[Collected data entries]
▽

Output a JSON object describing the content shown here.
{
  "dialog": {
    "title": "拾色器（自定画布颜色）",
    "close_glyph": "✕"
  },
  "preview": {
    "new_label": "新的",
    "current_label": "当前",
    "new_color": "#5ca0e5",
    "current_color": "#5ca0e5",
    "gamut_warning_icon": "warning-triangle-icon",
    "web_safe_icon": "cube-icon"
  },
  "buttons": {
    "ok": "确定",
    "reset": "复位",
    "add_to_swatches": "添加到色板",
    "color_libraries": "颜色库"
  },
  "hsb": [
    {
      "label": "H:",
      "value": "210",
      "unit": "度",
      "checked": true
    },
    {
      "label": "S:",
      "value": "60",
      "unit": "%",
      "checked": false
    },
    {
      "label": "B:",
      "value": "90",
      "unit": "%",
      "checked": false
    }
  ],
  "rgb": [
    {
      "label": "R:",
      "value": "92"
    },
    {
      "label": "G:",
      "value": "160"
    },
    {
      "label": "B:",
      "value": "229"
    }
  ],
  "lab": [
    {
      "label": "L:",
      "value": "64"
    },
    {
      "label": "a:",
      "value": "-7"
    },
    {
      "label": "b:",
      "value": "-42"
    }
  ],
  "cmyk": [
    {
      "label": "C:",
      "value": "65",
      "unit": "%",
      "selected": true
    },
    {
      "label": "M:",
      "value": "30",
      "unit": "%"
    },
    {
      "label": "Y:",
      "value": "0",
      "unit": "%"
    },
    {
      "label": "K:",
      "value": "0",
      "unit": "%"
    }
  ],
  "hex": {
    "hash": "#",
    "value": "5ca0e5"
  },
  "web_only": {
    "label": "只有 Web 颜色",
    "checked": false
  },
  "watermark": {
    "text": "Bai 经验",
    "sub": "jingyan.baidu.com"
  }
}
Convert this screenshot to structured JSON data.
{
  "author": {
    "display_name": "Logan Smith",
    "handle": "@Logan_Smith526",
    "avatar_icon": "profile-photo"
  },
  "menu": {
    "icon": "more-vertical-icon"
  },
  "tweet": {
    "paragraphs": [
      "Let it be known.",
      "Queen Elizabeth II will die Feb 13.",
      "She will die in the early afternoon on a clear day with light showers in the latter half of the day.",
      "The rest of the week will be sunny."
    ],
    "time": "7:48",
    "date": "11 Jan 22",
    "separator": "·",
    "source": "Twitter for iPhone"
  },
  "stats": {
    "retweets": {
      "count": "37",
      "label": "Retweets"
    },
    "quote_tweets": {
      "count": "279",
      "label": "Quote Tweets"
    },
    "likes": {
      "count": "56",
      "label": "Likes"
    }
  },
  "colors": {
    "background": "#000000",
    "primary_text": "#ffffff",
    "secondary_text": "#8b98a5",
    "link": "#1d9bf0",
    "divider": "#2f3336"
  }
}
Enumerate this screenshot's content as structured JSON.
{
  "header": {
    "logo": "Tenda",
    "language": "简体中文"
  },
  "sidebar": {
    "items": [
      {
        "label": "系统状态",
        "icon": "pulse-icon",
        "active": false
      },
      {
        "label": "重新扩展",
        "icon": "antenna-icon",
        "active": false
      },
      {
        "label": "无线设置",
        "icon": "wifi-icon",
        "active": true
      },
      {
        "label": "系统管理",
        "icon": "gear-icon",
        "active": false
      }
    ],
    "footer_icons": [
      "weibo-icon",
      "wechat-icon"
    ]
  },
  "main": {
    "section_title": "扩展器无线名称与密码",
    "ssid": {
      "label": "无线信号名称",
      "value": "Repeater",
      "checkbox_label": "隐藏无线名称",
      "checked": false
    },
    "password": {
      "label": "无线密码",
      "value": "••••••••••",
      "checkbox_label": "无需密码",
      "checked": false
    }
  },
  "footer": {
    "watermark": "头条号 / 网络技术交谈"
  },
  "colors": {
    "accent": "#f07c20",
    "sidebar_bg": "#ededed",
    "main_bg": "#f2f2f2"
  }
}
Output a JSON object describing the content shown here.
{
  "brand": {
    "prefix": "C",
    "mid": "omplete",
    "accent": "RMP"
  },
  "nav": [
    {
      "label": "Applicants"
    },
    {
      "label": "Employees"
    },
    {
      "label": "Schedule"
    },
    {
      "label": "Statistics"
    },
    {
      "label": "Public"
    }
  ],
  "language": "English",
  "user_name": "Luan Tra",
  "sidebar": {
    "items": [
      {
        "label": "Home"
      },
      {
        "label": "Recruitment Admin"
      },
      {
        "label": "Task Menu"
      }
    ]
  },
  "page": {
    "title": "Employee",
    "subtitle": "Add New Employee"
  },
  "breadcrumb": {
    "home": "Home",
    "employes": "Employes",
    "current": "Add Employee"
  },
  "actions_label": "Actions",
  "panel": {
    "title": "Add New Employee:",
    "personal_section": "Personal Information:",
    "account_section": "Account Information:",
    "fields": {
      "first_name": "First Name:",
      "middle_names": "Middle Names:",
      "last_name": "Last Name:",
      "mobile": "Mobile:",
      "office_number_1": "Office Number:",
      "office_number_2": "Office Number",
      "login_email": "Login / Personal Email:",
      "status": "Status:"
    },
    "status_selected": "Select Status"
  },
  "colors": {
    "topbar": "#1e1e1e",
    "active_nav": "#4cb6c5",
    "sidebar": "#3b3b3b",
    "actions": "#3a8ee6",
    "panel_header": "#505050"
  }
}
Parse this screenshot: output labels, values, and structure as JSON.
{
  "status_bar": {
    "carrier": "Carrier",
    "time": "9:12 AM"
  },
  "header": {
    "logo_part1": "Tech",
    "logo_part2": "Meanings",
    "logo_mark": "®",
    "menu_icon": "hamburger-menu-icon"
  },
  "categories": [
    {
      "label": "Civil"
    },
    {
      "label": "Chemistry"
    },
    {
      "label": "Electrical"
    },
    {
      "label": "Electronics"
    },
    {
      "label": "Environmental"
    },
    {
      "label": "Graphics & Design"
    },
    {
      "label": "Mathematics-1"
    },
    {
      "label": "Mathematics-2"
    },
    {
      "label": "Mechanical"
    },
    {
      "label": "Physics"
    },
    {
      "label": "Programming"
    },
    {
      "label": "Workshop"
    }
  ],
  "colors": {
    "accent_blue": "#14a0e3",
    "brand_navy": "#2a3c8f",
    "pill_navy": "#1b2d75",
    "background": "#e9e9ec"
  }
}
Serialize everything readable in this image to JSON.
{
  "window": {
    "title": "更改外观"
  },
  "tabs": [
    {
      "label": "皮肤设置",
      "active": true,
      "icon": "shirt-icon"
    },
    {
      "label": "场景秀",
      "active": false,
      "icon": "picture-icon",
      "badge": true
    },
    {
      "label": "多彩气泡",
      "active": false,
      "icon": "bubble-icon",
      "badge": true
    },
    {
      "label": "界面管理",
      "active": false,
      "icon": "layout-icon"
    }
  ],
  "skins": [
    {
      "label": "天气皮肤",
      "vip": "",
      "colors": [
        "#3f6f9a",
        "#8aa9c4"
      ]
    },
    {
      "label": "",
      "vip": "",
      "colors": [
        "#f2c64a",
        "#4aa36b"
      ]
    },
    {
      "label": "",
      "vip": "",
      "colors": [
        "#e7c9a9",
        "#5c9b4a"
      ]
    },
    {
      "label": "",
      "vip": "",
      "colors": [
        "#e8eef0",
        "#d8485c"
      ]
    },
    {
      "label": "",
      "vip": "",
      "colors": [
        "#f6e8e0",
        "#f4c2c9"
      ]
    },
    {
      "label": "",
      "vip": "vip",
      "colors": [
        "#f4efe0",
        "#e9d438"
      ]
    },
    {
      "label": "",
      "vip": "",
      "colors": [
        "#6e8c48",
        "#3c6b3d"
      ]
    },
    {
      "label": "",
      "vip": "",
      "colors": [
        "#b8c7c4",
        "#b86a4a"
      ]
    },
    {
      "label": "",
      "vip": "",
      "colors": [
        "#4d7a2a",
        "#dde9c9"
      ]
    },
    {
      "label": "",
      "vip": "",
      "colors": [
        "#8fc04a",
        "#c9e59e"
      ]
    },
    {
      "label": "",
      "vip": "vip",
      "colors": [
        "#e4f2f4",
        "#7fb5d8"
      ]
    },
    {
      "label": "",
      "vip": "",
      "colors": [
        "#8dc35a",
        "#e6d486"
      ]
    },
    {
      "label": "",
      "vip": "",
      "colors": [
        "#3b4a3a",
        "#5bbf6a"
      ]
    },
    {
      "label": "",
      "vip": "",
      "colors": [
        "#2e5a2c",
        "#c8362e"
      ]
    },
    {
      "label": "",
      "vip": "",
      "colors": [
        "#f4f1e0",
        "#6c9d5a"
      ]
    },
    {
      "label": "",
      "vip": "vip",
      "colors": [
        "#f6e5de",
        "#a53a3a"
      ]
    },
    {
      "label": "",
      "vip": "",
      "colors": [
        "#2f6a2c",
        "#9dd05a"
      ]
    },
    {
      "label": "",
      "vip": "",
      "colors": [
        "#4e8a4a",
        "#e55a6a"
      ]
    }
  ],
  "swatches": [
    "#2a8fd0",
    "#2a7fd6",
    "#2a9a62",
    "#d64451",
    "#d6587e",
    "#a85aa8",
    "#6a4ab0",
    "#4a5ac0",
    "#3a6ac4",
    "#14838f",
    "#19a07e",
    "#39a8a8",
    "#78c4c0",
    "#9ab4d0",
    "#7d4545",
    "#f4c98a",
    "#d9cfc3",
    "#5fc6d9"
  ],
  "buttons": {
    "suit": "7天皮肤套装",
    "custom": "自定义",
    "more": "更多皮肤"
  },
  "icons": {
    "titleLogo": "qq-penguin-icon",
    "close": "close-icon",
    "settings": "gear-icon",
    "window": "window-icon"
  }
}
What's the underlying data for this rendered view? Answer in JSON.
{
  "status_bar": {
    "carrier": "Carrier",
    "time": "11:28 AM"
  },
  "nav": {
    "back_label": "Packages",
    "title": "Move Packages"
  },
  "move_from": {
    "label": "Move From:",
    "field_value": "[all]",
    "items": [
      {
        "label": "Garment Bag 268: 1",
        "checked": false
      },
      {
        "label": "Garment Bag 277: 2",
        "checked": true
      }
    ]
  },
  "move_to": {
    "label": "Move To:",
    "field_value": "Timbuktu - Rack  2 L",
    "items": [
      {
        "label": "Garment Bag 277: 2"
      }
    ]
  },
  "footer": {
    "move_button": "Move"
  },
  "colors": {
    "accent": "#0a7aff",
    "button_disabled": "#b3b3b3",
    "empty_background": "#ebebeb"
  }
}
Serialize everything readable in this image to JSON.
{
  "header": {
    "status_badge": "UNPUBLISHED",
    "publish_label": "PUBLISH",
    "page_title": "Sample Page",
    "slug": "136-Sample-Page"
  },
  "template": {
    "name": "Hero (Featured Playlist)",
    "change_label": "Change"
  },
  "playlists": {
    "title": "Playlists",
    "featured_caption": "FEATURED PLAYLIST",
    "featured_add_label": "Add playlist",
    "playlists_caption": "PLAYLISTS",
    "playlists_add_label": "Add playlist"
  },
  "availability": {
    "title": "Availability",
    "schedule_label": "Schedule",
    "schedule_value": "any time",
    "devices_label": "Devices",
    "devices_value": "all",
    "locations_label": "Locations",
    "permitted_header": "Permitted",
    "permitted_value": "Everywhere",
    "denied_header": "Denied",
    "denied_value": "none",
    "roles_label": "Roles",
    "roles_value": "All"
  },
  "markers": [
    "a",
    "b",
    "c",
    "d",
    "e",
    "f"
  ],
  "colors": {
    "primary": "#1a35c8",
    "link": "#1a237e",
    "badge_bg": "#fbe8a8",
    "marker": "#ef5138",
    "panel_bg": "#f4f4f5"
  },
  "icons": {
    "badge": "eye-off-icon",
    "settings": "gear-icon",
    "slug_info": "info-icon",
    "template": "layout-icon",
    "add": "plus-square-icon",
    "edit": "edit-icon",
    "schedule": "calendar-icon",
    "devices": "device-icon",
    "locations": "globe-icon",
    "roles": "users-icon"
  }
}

△

> Aim
State how many lines of the entries above include the word "Office", offering no text other than the number.

> Reply to the task
2